● WHAT IS ASKED:
Can you restate the records below word for word?

▼

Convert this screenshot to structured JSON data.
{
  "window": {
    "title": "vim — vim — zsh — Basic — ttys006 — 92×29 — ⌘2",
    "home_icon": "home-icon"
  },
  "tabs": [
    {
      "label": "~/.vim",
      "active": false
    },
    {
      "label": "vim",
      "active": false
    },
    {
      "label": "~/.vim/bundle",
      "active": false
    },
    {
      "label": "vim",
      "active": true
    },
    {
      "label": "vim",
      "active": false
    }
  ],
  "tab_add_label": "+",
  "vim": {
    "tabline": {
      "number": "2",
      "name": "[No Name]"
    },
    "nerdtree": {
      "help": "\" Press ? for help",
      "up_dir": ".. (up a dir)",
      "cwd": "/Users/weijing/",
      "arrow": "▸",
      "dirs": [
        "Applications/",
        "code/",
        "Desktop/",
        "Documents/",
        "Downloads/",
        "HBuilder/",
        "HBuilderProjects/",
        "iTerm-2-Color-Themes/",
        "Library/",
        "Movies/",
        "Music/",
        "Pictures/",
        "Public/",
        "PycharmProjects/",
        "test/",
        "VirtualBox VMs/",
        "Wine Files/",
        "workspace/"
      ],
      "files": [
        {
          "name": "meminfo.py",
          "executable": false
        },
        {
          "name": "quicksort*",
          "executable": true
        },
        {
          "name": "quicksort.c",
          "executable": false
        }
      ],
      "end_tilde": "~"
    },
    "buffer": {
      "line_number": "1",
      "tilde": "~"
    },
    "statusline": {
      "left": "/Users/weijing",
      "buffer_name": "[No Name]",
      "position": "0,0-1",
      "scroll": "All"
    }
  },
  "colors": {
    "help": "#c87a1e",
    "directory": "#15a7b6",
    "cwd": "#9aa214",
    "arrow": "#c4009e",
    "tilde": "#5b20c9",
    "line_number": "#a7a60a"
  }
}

▲

● RESULT BELOW:
Convert this screenshot to structured JSON data.
{
  "window": {
    "title": "vim — vim — zsh — Basic — ttys006 — 92×29 — ⌘2",
    "home_icon": "home-icon"
  },
  "tabs": [
    {
      "label": "~/.vim",
      "active": false
    },
    {
      "label": "vim",
      "active": false
    },
    {
      "label": "~/.vim/bundle",
      "active": false
    },
    {
      "label": "vim",
      "active": true
    },
    {
      "label": "vim",
      "active": false
    }
  ],
  "tab_add_label": "+",
  "vim": {
    "tabline": {
      "number": "2",
      "name": "[No Name]"
    },
    "nerdtree": {
      "help": "\" Press ? for help",
      "up_dir": ".. (up a dir)",
      "cwd": "/Users/weijing/",
      "arrow": "▸",
      "dirs": [
        "Applications/",
        "code/",
        "Desktop/",
        "Documents/",
        "Downloads/",
        "HBuilder/",
        "HBuilderProjects/",
        "iTerm-2-Color-Themes/",
        "Library/",
        "Movies/",
        "Music/",
        "Pictures/",
        "Public/",
        "PycharmProjects/",
        "test/",
        "VirtualBox VMs/",
        "Wine Files/",
        "workspace/"
      ],
      "files": [
        {
          "name": "meminfo.py",
          "executable": false
        },
        {
          "name": "quicksort*",
          "executable": true
        },
        {
          "name": "quicksort.c",
          "executable": false
        }
      ],
      "end_tilde": "~"
    },
    "buffer": {
      "line_number": "1",
      "tilde": "~"
    },
    "statusline": {
      "left": "/Users/weijing",
      "buffer_name": "[No Name]",
      "position": "0,0-1",
      "scroll": "All"
    }
  },
  "colors": {
    "help": "#c87a1e",
    "directory": "#15a7b6",
    "cwd": "#9aa214",
    "arrow": "#c4009e",
    "tilde": "#5b20c9",
    "line_number": "#a7a60a"
  }
}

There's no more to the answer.